• **To be done**:
Copy out all the entries word for word.
+ + + + +
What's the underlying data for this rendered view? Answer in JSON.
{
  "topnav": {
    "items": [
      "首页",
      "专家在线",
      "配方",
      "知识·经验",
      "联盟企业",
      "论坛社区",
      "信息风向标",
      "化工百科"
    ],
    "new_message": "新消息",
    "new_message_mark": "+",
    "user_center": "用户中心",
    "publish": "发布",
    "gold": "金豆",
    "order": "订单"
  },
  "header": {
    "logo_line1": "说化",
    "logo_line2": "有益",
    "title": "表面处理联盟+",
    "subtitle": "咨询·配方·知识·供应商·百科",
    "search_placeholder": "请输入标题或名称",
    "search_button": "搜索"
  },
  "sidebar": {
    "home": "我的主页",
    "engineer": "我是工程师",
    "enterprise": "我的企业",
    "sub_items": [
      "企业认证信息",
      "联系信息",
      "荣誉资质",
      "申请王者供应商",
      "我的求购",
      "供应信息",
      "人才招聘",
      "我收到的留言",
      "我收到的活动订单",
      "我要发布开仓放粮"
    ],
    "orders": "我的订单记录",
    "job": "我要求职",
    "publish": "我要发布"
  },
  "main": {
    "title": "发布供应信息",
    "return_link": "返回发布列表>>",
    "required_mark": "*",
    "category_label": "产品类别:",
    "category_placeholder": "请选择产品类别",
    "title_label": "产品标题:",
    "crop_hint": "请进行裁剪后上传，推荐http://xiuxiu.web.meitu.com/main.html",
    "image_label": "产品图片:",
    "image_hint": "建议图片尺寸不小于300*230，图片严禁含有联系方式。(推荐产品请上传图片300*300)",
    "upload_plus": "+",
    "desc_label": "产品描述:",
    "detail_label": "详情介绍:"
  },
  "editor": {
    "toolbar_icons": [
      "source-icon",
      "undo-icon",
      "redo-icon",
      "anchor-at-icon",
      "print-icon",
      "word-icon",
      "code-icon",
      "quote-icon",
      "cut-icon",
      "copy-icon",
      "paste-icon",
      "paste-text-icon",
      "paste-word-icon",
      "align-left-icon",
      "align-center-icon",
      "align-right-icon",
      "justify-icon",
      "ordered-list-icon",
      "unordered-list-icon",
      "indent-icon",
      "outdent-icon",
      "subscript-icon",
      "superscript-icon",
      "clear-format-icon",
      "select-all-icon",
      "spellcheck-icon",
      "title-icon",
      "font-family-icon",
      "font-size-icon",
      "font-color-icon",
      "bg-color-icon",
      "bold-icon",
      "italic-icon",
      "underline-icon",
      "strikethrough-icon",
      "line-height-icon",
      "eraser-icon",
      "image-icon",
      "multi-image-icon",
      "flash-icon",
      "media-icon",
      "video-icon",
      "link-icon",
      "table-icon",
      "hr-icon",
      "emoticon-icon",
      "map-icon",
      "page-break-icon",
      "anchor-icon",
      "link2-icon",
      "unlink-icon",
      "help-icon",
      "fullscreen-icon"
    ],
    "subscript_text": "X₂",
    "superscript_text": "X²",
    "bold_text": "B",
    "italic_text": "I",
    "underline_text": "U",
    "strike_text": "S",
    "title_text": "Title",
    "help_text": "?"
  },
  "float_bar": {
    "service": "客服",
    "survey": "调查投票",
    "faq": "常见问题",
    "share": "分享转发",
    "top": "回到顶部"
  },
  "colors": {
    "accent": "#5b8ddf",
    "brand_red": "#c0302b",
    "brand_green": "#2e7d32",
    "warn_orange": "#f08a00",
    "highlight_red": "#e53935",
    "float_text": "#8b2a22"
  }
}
+ + + + +
• **Finished answer**:
What's the underlying data for this rendered view? Answer in JSON.
{
  "topnav": {
    "items": [
      "首页",
      "专家在线",
      "配方",
      "知识·经验",
      "联盟企业",
      "论坛社区",
      "信息风向标",
      "化工百科"
    ],
    "new_message": "新消息",
    "new_message_mark": "+",
    "user_center": "用户中心",
    "publish": "发布",
    "gold": "金豆",
    "order": "订单"
  },
  "header": {
    "logo_line1": "说化",
    "logo_line2": "有益",
    "title": "表面处理联盟+",
    "subtitle": "咨询·配方·知识·供应商·百科",
    "search_placeholder": "请输入标题或名称",
    "search_button": "搜索"
  },
  "sidebar": {
    "home": "我的主页",
    "engineer": "我是工程师",
    "enterprise": "我的企业",
    "sub_items": [
      "企业认证信息",
      "联系信息",
      "荣誉资质",
      "申请王者供应商",
      "我的求购",
      "供应信息",
      "人才招聘",
      "我收到的留言",
      "我收到的活动订单",
      "我要发布开仓放粮"
    ],
    "orders": "我的订单记录",
    "job": "我要求职",
    "publish": "我要发布"
  },
  "main": {
    "title": "发布供应信息",
    "return_link": "返回发布列表>>",
    "required_mark": "*",
    "category_label": "产品类别:",
    "category_placeholder": "请选择产品类别",
    "title_label": "产品标题:",
    "crop_hint": "请进行裁剪后上传，推荐http://xiuxiu.web.meitu.com/main.html",
    "image_label": "产品图片:",
    "image_hint": "建议图片尺寸不小于300*230，图片严禁含有联系方式。(推荐产品请上传图片300*300)",
    "upload_plus": "+",
    "desc_label": "产品描述:",
    "detail_label": "详情介绍:"
  },
  "editor": {
    "toolbar_icons": [
      "source-icon",
      "undo-icon",
      "redo-icon",
      "anchor-at-icon",
      "print-icon",
      "word-icon",
      "code-icon",
      "quote-icon",
      "cut-icon",
      "copy-icon",
      "paste-icon",
      "paste-text-icon",
      "paste-word-icon",
      "align-left-icon",
      "align-center-icon",
      "align-right-icon",
      "justify-icon",
      "ordered-list-icon",
      "unordered-list-icon",
      "indent-icon",
      "outdent-icon",
      "subscript-icon",
      "superscript-icon",
      "clear-format-icon",
      "select-all-icon",
      "spellcheck-icon",
      "title-icon",
      "font-family-icon",
      "font-size-icon",
      "font-color-icon",
      "bg-color-icon",
      "bold-icon",
      "italic-icon",
      "underline-icon",
      "strikethrough-icon",
      "line-height-icon",
      "eraser-icon",
      "image-icon",
      "multi-image-icon",
      "flash-icon",
      "media-icon",
      "video-icon",
      "link-icon",
      "table-icon",
      "hr-icon",
      "emoticon-icon",
      "map-icon",
      "page-break-icon",
      "anchor-icon",
      "link2-icon",
      "unlink-icon",
      "help-icon",
      "fullscreen-icon"
    ],
    "subscript_text": "X₂",
    "superscript_text": "X²",
    "bold_text": "B",
    "italic_text": "I",
    "underline_text": "U",
    "strike_text": "S",
    "title_text": "Title",
    "help_text": "?"
  },
  "float_bar": {
    "service": "客服",
    "survey": "调查投票",
    "faq": "常见问题",
    "share": "分享转发",
    "top": "回到顶部"
  },
  "colors": {
    "accent": "#5b8ddf",
    "brand_red": "#c0302b",
    "brand_green": "#2e7d32",
    "warn_orange": "#f08a00",
    "highlight_red": "#e53935",
    "float_text": "#8b2a22"
  }
}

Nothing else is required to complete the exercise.